EXERCISE DETAILS:
Below are the records. Gather each line that holds "http".

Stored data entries
■ ■ ■ ■

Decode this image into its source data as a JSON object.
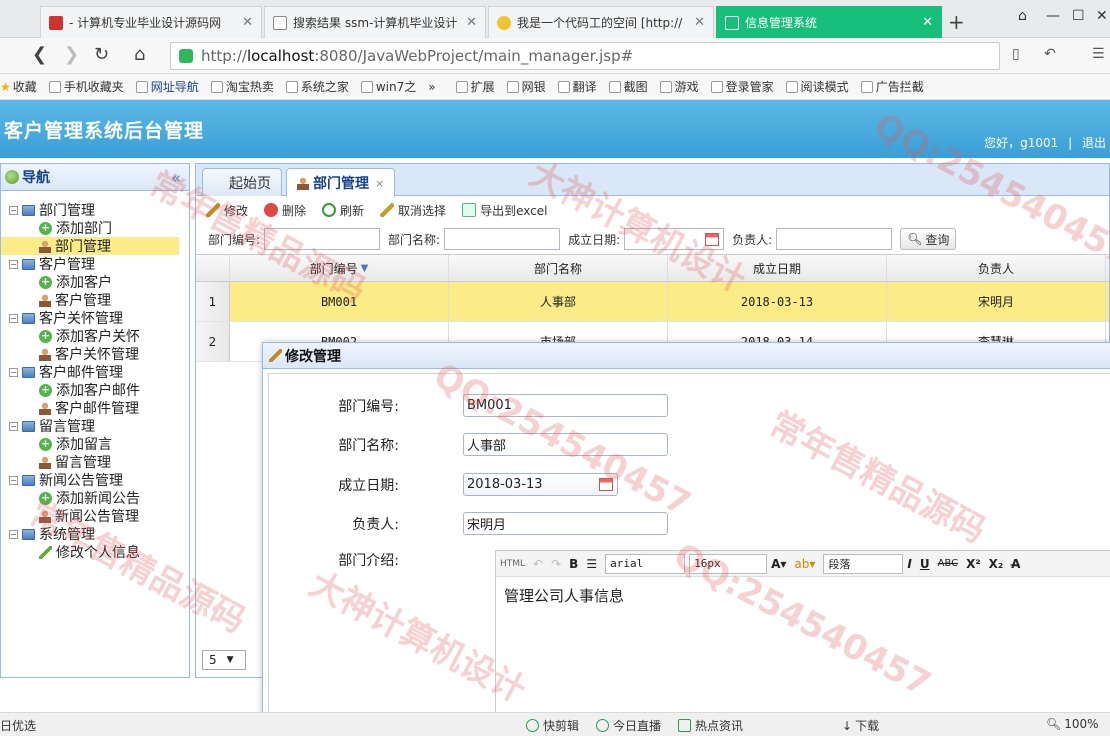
{
  "browser": {
    "tabs": [
      {
        "title": "- 计算机专业毕业设计源码网"
      },
      {
        "title": "搜索结果 ssm-计算机毕业设计"
      },
      {
        "title": "我是一个代码工的空间 [http://"
      },
      {
        "title": "信息管理系统"
      }
    ],
    "url_host": "localhost",
    "url_rest": ":8080/JavaWebProject/main_manager.jsp#",
    "url_scheme": "http://",
    "bookmarks": [
      "收藏",
      "手机收藏夹",
      "网址导航",
      "淘宝热卖",
      "系统之家",
      "win7之",
      "扩展",
      "网银",
      "翻译",
      "截图",
      "游戏",
      "登录管家",
      "阅读模式",
      "广告拦截"
    ],
    "status": {
      "left": "日优选",
      "items": [
        "快剪辑",
        "今日直播",
        "热点资讯",
        "下载"
      ],
      "zoom": "100%"
    }
  },
  "app": {
    "title": "客户管理系统后台管理",
    "greeting": "您好，g1001",
    "logout": "退出"
  },
  "nav": {
    "title": "导航",
    "groups": [
      {
        "label": "部门管理",
        "items": [
          "添加部门",
          "部门管理"
        ]
      },
      {
        "label": "客户管理",
        "items": [
          "添加客户",
          "客户管理"
        ]
      },
      {
        "label": "客户关怀管理",
        "items": [
          "添加客户关怀",
          "客户关怀管理"
        ]
      },
      {
        "label": "客户邮件管理",
        "items": [
          "添加客户邮件",
          "客户邮件管理"
        ]
      },
      {
        "label": "留言管理",
        "items": [
          "添加留言",
          "留言管理"
        ]
      },
      {
        "label": "新闻公告管理",
        "items": [
          "添加新闻公告",
          "新闻公告管理"
        ]
      },
      {
        "label": "系统管理",
        "items": [
          "修改个人信息"
        ]
      }
    ]
  },
  "main": {
    "tabs": [
      {
        "label": "起始页"
      },
      {
        "label": "部门管理"
      }
    ],
    "toolbar": [
      "修改",
      "删除",
      "刷新",
      "取消选择",
      "导出到excel"
    ],
    "search": {
      "dept_code_label": "部门编号:",
      "dept_name_label": "部门名称:",
      "date_label": "成立日期:",
      "leader_label": "负责人:",
      "query_btn": "查询"
    },
    "grid": {
      "columns": [
        "部门编号",
        "部门名称",
        "成立日期",
        "负责人"
      ],
      "rows": [
        {
          "num": "1",
          "code": "BM001",
          "name": "人事部",
          "date": "2018-03-13",
          "leader": "宋明月"
        },
        {
          "num": "2",
          "code": "BM002",
          "name": "市场部",
          "date": "2018-03-14",
          "leader": "李慧琳"
        }
      ],
      "page_size": "5"
    }
  },
  "dialog": {
    "title": "修改管理",
    "fields": {
      "code_label": "部门编号:",
      "code_value": "BM001",
      "name_label": "部门名称:",
      "name_value": "人事部",
      "date_label": "成立日期:",
      "date_value": "2018-03-13",
      "leader_label": "负责人:",
      "leader_value": "宋明月",
      "intro_label": "部门介绍:"
    },
    "editor": {
      "font": "arial",
      "size": "16px",
      "para": "段落",
      "content": "管理公司人事信息"
    }
  },
  "watermarks": [
    "常年售精品源码",
    "大神计算机设计",
    "QQ:254540457"
  ]
}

■ ■ ■ ■

COMPLETE ANSWER:
        "title": "我是一个代码工的空间 [http://"
    "url_scheme": "http://",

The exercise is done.